:: DIRECTIVE ::
From the entries below, gather each line containing the word "content".

:: RAW DATA ::
'''
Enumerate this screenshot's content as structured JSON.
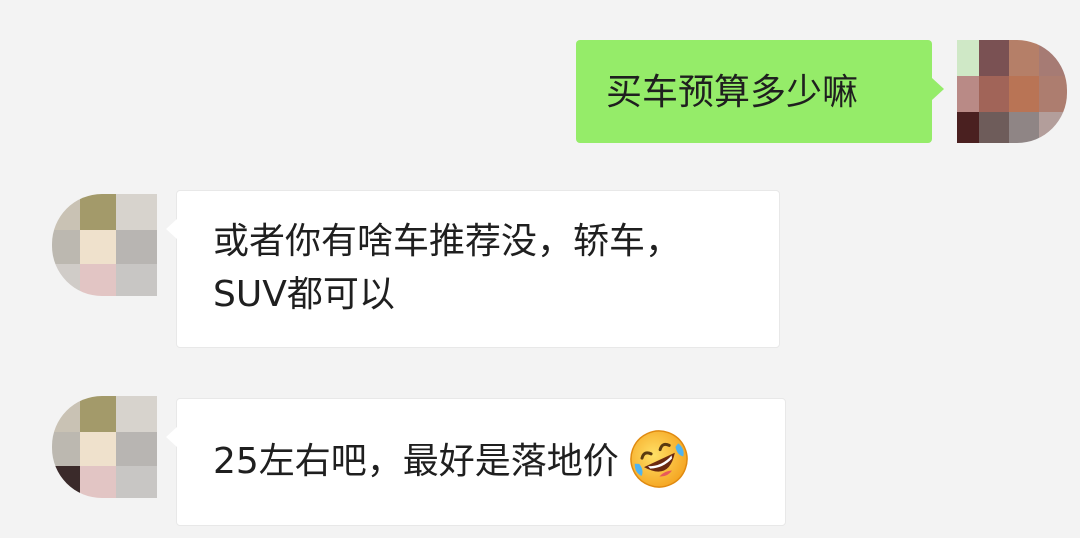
{
  "messages": [
    {
      "side": "right",
      "text": "买车预算多少嘛"
    },
    {
      "side": "left",
      "text": "或者你有啥车推荐没，轿车，\nSUV都可以"
    },
    {
      "side": "left",
      "text": "25左右吧，最好是落地价",
      "emoji": "rolling-on-floor-laughing-emoji"
    }
  ],
  "colors": {
    "background": "#f3f3f3",
    "sent_bubble": "#95ec69",
    "received_bubble": "#ffffff",
    "text": "#1f1f1f"
  }
}
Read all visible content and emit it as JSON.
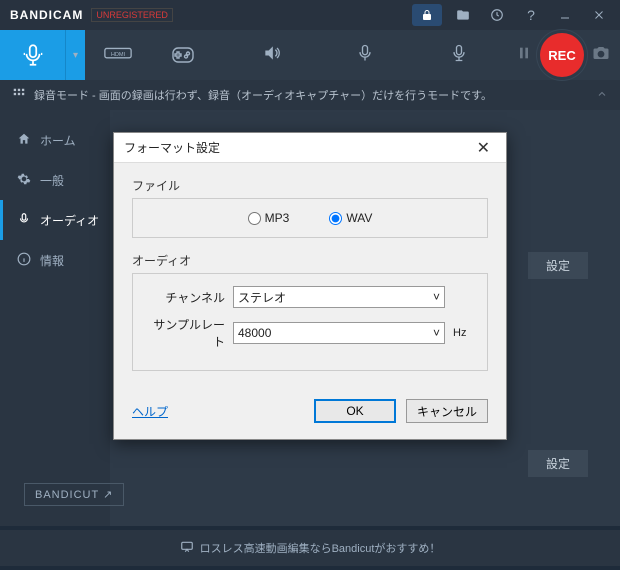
{
  "titlebar": {
    "brand": "BANDICAM",
    "unregistered": "UNREGISTERED"
  },
  "toolbar": {
    "rec_label": "REC"
  },
  "modebar": {
    "text": "録音モード - 画面の録画は行わず、録音（オーディオキャプチャー）だけを行うモードです。"
  },
  "sidebar": {
    "items": [
      {
        "icon": "home",
        "label": "ホーム"
      },
      {
        "icon": "gear",
        "label": "一般"
      },
      {
        "icon": "audio",
        "label": "オーディオ"
      },
      {
        "icon": "info",
        "label": "情報"
      }
    ]
  },
  "main": {
    "settings_btn_1": "設定",
    "settings_btn_2": "設定"
  },
  "bandicut": "BANDICUT ↗",
  "footer": {
    "message": "ロスレス高速動画編集ならBandicutがおすすめ！"
  },
  "dialog": {
    "title": "フォーマット設定",
    "file_legend": "ファイル",
    "mp3_label": "MP3",
    "wav_label": "WAV",
    "audio_legend": "オーディオ",
    "channel_label": "チャンネル",
    "channel_value": "ステレオ",
    "samplerate_label": "サンプルレート",
    "samplerate_value": "48000",
    "samplerate_unit": "Hz",
    "help": "ヘルプ",
    "ok": "OK",
    "cancel": "キャンセル",
    "selected_format": "WAV"
  }
}
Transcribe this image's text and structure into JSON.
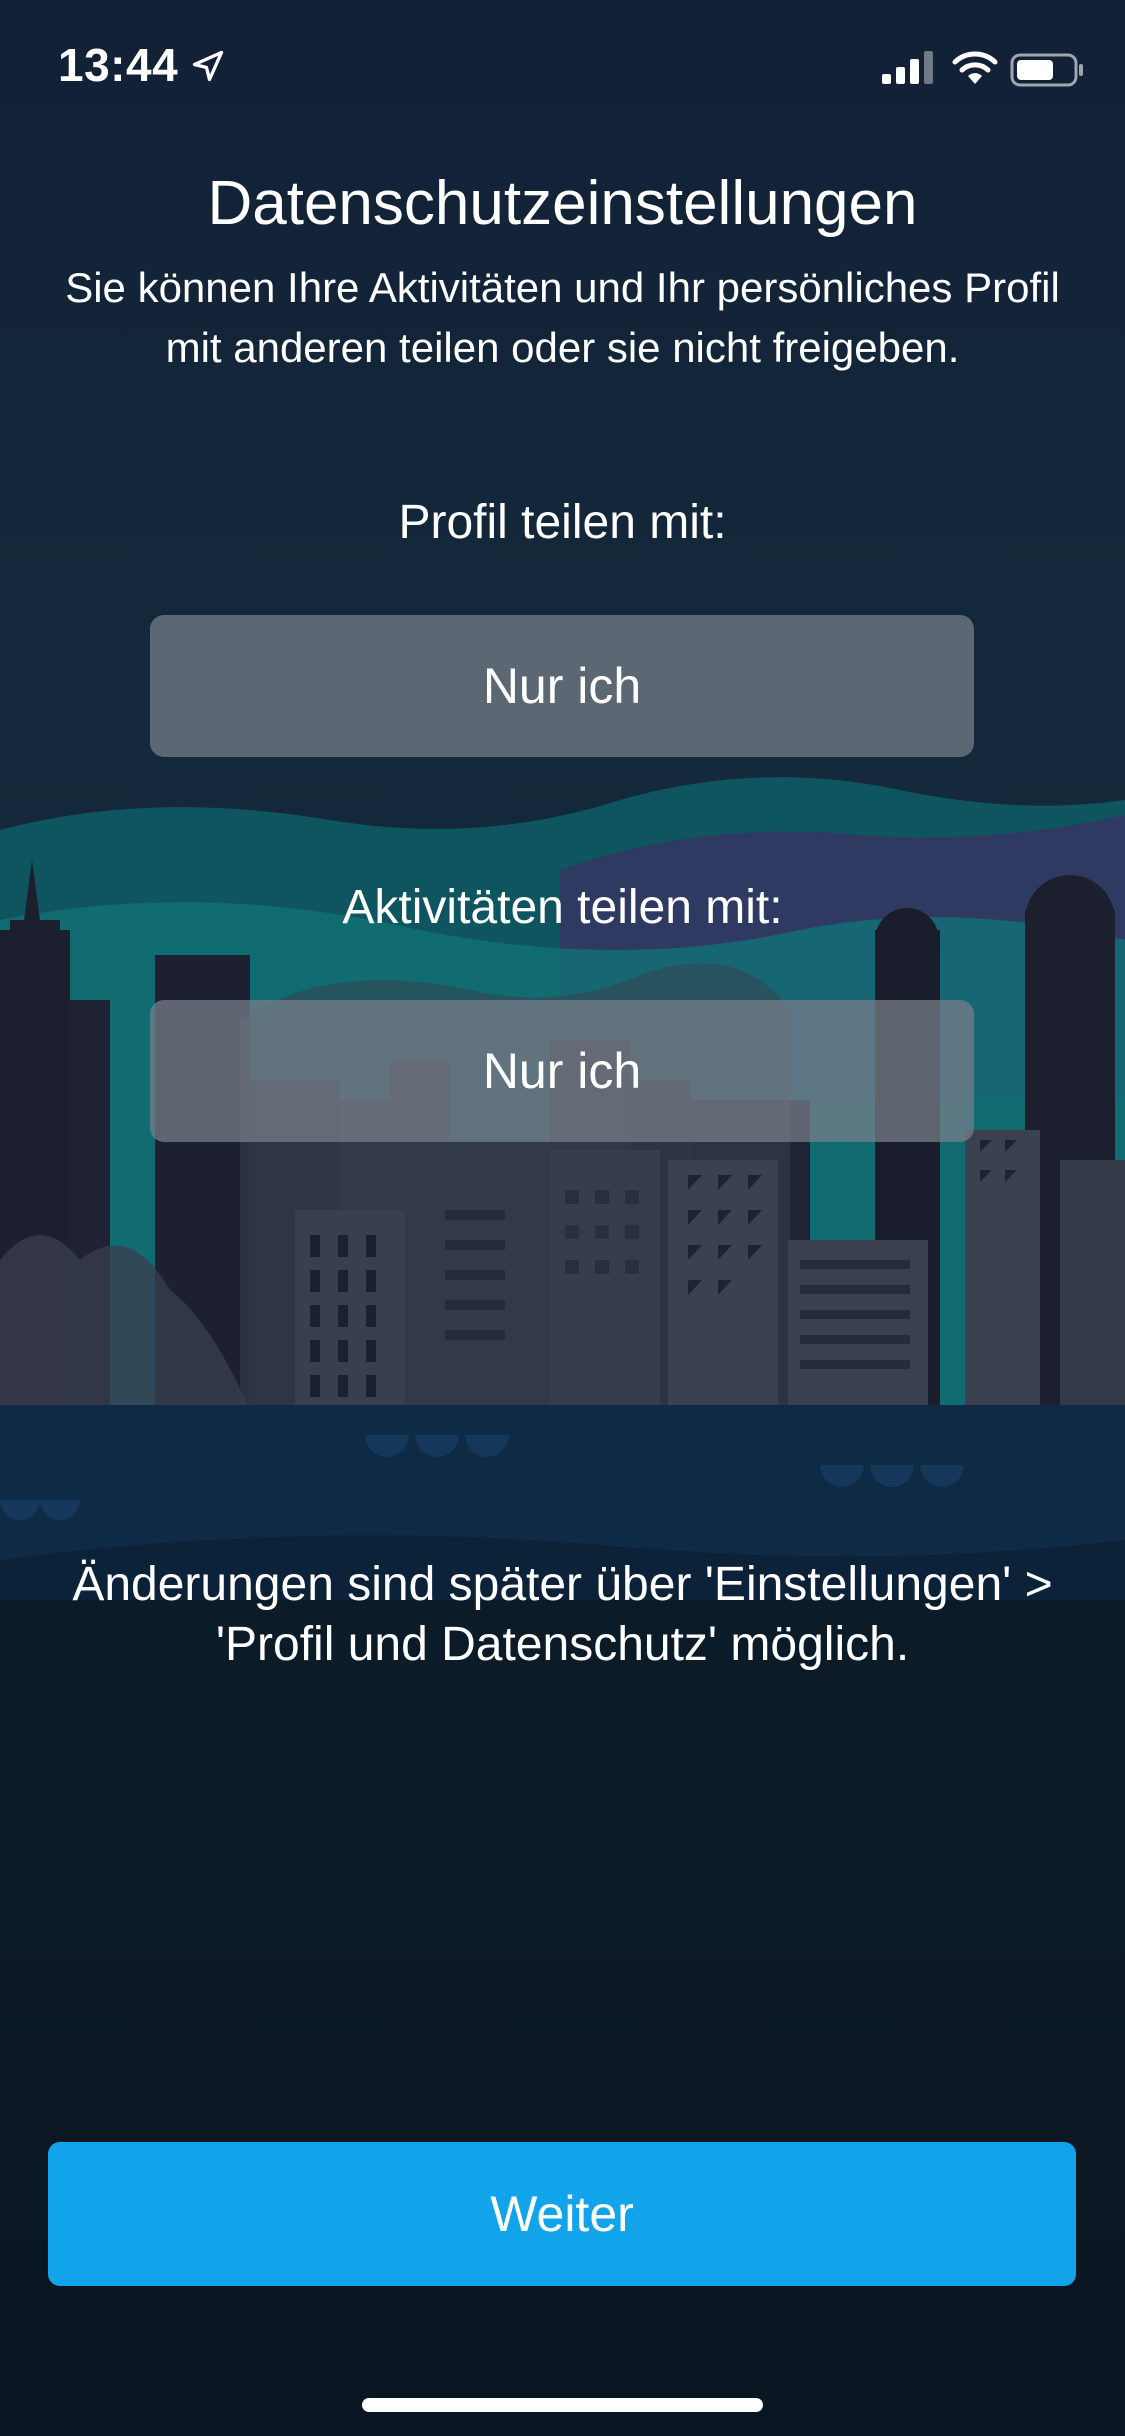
{
  "status_bar": {
    "time": "13:44",
    "location_icon": "location-arrow-icon",
    "signal_icon": "cellular-signal-icon",
    "wifi_icon": "wifi-icon",
    "battery_icon": "battery-icon"
  },
  "header": {
    "title": "Datenschutzeinstellungen",
    "subtitle": "Sie können Ihre Aktivitäten und Ihr persönliches Profil mit anderen teilen oder sie nicht freigeben."
  },
  "profile_sharing": {
    "label": "Profil teilen mit:",
    "selected_value": "Nur ich"
  },
  "activity_sharing": {
    "label": "Aktivitäten teilen mit:",
    "selected_value": "Nur ich"
  },
  "note": "Änderungen sind später über 'Einstellungen' > 'Profil und Datenschutz' möglich.",
  "continue_button": {
    "label": "Weiter"
  },
  "colors": {
    "accent": "#12a4ea",
    "background": "#122036",
    "select_background": "#787f8a"
  }
}
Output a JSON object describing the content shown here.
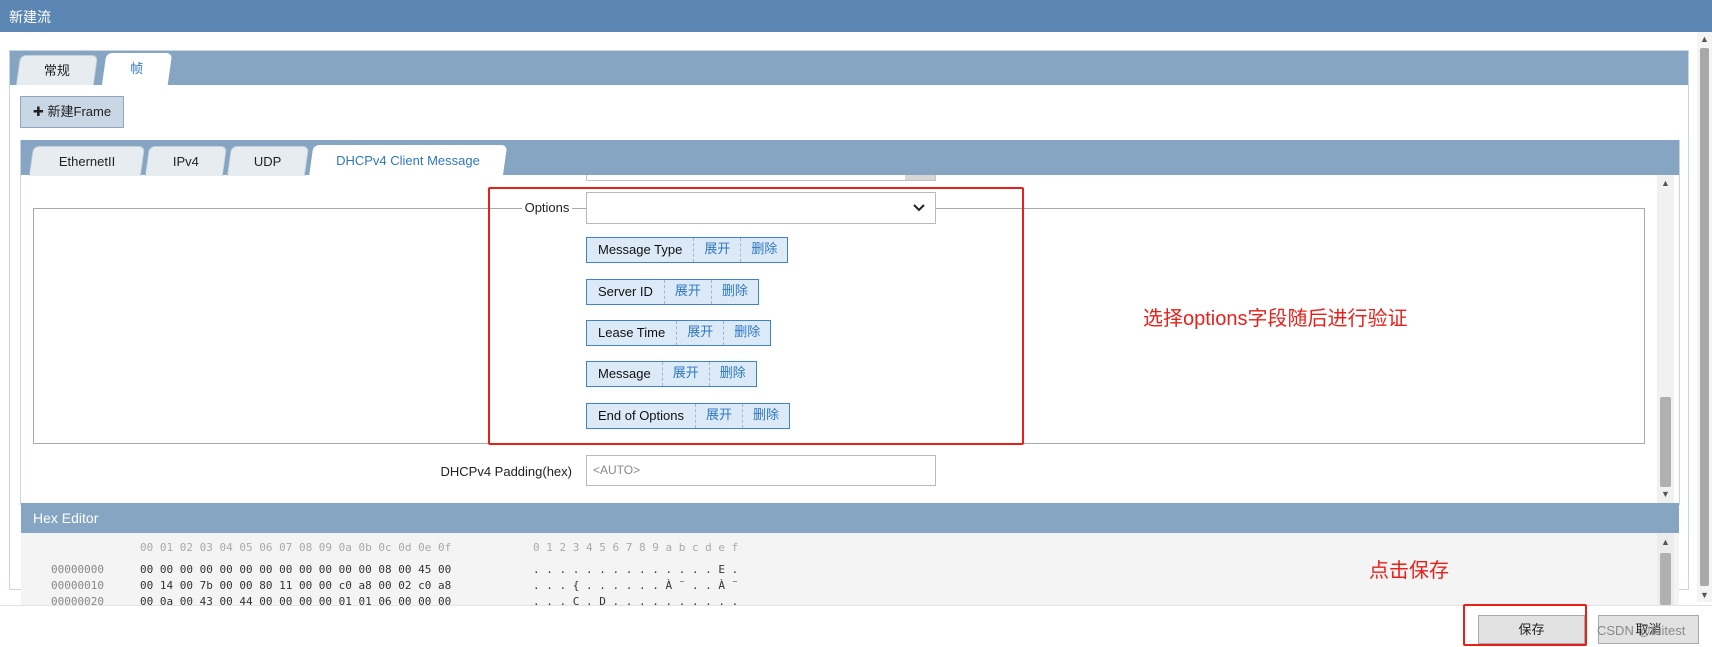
{
  "window": {
    "title": "新建流"
  },
  "top_tabs": [
    {
      "label": "常规",
      "active": false
    },
    {
      "label": "帧",
      "active": true
    }
  ],
  "new_frame_button": {
    "icon": "plus-icon",
    "label": "新建Frame"
  },
  "protocol_tabs": [
    {
      "label": "EthernetII",
      "active": false
    },
    {
      "label": "IPv4",
      "active": false
    },
    {
      "label": "UDP",
      "active": false
    },
    {
      "label": "DHCPv4 Client Message",
      "active": true
    }
  ],
  "options_field": {
    "label": "Options",
    "selected_value": "",
    "items": [
      {
        "name": "Message Type",
        "expand": "展开",
        "delete": "删除"
      },
      {
        "name": "Server ID",
        "expand": "展开",
        "delete": "删除"
      },
      {
        "name": "Lease Time",
        "expand": "展开",
        "delete": "删除"
      },
      {
        "name": "Message",
        "expand": "展开",
        "delete": "删除"
      },
      {
        "name": "End of Options",
        "expand": "展开",
        "delete": "删除"
      }
    ]
  },
  "padding_field": {
    "label": "DHCPv4 Padding(hex)",
    "value": "<AUTO>"
  },
  "hex_editor": {
    "title": "Hex Editor",
    "column_header_hex": "00 01 02 03 04 05 06 07 08 09 0a 0b 0c 0d 0e 0f",
    "column_header_ascii": "0 1 2 3 4 5 6 7 8 9 a b c d e f",
    "rows": [
      {
        "offset": "00000000",
        "hex": "00 00 00 00 00 00 00 00 00 00 00 00 08 00 45 00",
        "ascii": ". . . . . . . . . . . . . . E ."
      },
      {
        "offset": "00000010",
        "hex": "00 14 00 7b 00 00 80 11 00 00 c0 a8 00 02 c0 a8",
        "ascii": ". . . { . . . . . . À ¨ . . À ¨"
      },
      {
        "offset": "00000020",
        "hex": "00 0a 00 43 00 44 00 00 00 00 01 01 06 00 00 00",
        "ascii": ". . . C . D . . . . . . . . . ."
      }
    ]
  },
  "buttons": {
    "save": "保存",
    "cancel": "取消"
  },
  "annotations": {
    "options_note": "选择options字段随后进行验证",
    "save_note": "点击保存"
  },
  "watermark": "CSDN @tuitest",
  "colors": {
    "titlebar": "#5b86b3",
    "tabstrip": "#86a5c3",
    "accent": "#2f78c2",
    "annotation": "#e8201a"
  }
}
'''
:: OUTPUT FOR THIS EXERCISE ::
Enumerate this screenshot's content as structured JSON.
Read all visible content and emit it as JSON.
Output a JSON object describing the content shown here.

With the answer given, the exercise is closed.